→ **Requirements**
Below are the records; pull every line that includes "JSON".

→ **Records supplied**
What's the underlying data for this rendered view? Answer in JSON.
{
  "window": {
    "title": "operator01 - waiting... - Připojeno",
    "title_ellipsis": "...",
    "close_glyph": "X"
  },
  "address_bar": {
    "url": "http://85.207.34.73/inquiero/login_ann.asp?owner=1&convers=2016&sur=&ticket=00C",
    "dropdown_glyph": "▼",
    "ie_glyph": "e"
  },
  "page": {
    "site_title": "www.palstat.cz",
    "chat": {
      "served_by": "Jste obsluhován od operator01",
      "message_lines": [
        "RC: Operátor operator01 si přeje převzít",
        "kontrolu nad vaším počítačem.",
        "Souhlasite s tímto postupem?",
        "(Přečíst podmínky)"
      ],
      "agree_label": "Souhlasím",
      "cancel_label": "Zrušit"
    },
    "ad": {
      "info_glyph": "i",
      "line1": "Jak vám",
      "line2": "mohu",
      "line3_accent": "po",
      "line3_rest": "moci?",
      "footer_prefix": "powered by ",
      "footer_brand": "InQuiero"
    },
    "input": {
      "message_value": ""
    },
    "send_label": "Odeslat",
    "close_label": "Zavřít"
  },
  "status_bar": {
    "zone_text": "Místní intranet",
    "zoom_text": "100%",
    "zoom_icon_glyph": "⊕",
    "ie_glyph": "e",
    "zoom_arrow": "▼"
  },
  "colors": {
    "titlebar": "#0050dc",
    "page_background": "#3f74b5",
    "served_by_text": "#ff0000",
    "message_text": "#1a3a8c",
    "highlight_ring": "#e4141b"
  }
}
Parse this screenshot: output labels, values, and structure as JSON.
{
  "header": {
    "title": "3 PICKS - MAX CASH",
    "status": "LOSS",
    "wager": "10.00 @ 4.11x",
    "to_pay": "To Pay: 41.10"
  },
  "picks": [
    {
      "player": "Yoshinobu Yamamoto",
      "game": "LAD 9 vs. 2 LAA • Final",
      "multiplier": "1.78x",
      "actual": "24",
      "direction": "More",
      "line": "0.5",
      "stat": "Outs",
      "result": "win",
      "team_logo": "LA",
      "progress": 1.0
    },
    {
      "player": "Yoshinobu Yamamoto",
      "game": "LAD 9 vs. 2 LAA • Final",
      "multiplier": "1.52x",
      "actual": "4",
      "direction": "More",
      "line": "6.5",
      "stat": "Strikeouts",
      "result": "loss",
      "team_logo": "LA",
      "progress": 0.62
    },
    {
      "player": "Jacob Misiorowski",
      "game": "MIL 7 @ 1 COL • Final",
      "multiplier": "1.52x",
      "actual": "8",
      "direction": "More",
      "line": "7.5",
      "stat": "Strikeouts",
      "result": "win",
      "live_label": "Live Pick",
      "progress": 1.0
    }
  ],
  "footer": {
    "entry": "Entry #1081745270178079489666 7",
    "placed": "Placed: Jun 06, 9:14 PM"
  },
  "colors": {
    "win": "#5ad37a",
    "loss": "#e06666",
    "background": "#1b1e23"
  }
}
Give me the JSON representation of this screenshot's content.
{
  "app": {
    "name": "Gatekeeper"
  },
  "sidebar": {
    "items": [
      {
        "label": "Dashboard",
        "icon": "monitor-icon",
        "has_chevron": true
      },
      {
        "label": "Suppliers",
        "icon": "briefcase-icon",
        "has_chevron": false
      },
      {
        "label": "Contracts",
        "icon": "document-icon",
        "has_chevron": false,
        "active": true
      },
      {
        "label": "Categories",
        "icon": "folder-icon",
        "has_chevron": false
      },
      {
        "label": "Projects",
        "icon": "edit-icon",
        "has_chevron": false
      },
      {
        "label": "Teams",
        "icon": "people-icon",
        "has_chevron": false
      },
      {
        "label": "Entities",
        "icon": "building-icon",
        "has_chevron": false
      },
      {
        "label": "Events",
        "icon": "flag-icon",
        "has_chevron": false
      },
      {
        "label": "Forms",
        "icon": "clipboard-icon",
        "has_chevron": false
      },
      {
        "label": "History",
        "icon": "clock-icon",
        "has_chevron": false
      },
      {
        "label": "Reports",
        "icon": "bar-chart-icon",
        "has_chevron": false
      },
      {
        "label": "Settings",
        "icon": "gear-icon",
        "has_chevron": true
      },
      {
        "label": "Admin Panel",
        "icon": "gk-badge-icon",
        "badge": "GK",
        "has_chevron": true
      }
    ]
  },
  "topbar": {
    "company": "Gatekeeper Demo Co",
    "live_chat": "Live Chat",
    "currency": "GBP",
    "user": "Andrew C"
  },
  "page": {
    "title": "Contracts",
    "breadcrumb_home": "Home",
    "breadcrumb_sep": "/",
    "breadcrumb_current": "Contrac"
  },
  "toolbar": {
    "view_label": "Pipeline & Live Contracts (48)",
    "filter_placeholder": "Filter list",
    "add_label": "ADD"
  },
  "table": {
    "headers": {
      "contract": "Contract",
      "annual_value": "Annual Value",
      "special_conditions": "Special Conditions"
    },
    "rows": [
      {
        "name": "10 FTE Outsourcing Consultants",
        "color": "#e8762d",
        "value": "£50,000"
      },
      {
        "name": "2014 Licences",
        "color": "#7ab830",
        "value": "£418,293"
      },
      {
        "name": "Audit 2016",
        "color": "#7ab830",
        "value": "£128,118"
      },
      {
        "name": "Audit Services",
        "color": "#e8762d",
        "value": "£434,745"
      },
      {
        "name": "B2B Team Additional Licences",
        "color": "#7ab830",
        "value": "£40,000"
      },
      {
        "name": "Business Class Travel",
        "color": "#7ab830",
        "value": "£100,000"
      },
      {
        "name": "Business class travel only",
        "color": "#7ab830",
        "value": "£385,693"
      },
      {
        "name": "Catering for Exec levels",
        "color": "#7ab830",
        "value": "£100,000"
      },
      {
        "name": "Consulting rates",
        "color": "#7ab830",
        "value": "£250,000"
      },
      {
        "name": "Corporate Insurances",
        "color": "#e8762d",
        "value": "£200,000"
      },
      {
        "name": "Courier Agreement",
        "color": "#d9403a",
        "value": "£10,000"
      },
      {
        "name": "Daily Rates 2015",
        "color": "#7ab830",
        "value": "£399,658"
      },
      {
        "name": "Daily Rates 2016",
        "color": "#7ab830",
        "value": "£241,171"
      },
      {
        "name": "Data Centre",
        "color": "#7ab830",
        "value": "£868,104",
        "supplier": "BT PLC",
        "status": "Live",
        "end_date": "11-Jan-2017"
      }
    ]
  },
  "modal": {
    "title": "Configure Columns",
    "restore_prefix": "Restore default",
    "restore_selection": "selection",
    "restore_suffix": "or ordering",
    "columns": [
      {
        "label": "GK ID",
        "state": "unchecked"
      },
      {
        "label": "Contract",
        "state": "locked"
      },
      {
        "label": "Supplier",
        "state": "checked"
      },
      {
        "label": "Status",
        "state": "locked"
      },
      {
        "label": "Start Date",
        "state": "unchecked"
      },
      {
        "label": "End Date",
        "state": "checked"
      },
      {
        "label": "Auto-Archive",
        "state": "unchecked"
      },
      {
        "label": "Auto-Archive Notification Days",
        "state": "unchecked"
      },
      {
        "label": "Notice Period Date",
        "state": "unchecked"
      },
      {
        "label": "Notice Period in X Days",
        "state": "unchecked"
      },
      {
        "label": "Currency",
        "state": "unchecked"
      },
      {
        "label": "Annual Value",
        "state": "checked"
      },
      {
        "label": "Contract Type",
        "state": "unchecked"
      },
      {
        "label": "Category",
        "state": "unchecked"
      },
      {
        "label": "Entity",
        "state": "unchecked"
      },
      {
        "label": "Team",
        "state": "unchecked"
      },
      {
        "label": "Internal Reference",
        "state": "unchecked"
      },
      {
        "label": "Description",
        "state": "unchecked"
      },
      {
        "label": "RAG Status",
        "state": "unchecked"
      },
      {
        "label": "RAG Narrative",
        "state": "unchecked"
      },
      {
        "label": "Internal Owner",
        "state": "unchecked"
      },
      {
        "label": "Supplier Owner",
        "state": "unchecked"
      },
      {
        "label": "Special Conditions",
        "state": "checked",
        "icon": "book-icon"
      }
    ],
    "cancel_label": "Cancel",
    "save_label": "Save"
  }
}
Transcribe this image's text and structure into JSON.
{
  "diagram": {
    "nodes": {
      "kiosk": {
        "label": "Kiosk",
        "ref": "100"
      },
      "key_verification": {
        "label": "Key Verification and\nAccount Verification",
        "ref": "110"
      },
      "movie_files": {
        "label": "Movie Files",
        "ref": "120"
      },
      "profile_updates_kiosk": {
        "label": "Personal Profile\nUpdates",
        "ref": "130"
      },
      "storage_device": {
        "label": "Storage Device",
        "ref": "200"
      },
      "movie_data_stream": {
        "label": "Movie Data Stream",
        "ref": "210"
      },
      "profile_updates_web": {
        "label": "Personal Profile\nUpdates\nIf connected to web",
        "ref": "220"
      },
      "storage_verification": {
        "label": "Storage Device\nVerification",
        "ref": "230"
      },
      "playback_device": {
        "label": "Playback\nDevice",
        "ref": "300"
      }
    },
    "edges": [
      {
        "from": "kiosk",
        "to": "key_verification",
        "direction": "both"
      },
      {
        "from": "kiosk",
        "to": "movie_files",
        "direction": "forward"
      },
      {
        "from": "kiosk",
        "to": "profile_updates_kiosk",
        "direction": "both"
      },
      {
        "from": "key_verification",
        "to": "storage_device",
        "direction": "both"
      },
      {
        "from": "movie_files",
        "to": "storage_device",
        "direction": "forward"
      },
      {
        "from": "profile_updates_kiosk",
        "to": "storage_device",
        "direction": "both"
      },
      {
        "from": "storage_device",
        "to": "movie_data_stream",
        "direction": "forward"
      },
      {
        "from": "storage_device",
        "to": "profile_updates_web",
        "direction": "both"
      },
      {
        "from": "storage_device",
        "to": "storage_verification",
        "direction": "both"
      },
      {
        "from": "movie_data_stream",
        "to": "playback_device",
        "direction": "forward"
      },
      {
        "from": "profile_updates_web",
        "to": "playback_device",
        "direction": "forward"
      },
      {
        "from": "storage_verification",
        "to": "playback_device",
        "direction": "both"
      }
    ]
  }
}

→ **Output for this task**
What's the underlying data for this rendered view? Answer in JSON.
Parse this screenshot: output labels, values, and structure as JSON.
Give me the JSON representation of this screenshot's content.
Transcribe this image's text and structure into JSON.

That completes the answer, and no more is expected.